(Task brief): From the line with "Serialize everything readable" down to the final line of the material below, quote every line exactly and leave out all lines before it.

(Raw records):
◇ ◇ ◇ ◇ ◇

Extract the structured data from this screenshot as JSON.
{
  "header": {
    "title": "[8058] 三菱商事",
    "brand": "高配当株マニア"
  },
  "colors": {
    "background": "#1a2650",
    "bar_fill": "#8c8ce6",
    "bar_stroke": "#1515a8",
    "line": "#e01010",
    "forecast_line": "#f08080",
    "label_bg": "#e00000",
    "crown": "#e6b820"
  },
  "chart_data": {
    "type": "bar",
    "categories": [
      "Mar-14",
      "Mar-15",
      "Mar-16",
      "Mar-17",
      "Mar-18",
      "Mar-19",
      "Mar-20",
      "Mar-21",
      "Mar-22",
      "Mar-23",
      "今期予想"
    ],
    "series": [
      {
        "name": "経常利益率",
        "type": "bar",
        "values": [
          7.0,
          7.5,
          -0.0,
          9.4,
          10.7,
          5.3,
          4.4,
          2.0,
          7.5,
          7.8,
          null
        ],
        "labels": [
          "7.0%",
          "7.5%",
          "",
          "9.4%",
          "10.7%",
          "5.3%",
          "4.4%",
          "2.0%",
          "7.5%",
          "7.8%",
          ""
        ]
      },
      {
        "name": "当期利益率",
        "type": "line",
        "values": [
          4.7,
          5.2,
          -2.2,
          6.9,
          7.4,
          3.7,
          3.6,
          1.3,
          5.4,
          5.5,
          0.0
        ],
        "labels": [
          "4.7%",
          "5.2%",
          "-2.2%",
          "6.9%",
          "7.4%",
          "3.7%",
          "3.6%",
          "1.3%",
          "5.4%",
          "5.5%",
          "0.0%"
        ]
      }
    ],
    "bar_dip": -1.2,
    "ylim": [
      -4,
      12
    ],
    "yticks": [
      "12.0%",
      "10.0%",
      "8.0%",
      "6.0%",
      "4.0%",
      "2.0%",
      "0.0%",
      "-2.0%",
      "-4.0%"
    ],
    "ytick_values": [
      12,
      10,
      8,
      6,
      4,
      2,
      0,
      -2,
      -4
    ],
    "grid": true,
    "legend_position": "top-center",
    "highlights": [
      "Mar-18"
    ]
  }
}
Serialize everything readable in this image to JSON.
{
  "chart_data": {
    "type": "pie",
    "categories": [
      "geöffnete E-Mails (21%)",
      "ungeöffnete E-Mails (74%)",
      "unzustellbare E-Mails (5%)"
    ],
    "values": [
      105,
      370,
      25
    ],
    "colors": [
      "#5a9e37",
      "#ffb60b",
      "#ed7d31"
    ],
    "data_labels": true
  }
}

◇ ◇ ◇ ◇ ◇

(Exercise output):
Serialize everything readable in this image to JSON.
{
  "chart_data": {
    "type": "pie",
    "categories": [
      "geöffnete E-Mails (21%)",
      "ungeöffnete E-Mails (74%)",
      "unzustellbare E-Mails (5%)"
    ],
    "values": [
      105,
      370,
      25
    ],
    "colors": [
      "#5a9e37",
      "#ffb60b",
      "#ed7d31"
    ],
    "data_labels": true
  }
}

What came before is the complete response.